▶ **Required work**: Copy each record exactly as it reads, leaving out any pictures it holds.

(Excerpts from a figure dataset)

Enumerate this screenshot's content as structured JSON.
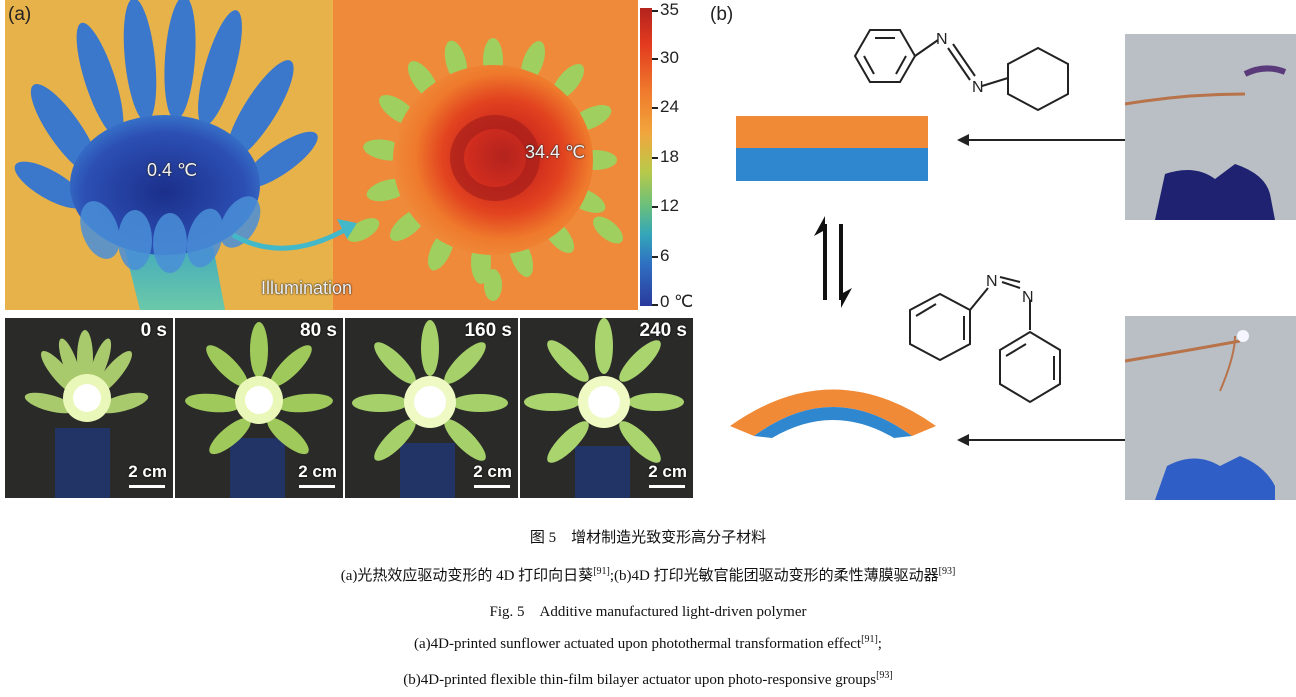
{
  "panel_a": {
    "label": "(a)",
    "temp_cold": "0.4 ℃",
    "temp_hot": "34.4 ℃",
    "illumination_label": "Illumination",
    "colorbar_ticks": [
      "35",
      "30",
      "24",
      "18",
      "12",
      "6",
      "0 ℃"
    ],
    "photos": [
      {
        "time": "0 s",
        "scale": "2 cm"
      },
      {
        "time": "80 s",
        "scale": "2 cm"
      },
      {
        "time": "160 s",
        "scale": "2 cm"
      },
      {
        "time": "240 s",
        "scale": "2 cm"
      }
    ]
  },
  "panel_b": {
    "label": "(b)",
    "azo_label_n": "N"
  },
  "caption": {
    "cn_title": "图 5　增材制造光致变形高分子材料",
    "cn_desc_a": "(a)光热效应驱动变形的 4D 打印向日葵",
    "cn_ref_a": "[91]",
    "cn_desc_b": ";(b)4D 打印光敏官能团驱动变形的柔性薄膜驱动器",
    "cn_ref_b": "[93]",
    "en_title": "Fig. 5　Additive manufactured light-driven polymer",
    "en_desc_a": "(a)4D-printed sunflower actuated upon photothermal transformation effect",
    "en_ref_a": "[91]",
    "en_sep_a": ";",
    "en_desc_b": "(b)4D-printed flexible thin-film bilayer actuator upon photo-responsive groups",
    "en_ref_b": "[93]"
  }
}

▶ **Answer to the exercise**:
Enumerate this screenshot's content as structured JSON.
{
  "panel_a": {
    "label": "(a)",
    "temp_cold": "0.4 ℃",
    "temp_hot": "34.4 ℃",
    "illumination_label": "Illumination",
    "colorbar_ticks": [
      "35",
      "30",
      "24",
      "18",
      "12",
      "6",
      "0 ℃"
    ],
    "photos": [
      {
        "time": "0 s",
        "scale": "2 cm"
      },
      {
        "time": "80 s",
        "scale": "2 cm"
      },
      {
        "time": "160 s",
        "scale": "2 cm"
      },
      {
        "time": "240 s",
        "scale": "2 cm"
      }
    ]
  },
  "panel_b": {
    "label": "(b)",
    "azo_label_n": "N"
  },
  "caption": {
    "cn_title": "图 5　增材制造光致变形高分子材料",
    "cn_desc_a": "(a)光热效应驱动变形的 4D 打印向日葵",
    "cn_ref_a": "[91]",
    "cn_desc_b": ";(b)4D 打印光敏官能团驱动变形的柔性薄膜驱动器",
    "cn_ref_b": "[93]",
    "en_title": "Fig. 5　Additive manufactured light-driven polymer",
    "en_desc_a": "(a)4D-printed sunflower actuated upon photothermal transformation effect",
    "en_ref_a": "[91]",
    "en_sep_a": ";",
    "en_desc_b": "(b)4D-printed flexible thin-film bilayer actuator upon photo-responsive groups",
    "en_ref_b": "[93]"
  }
}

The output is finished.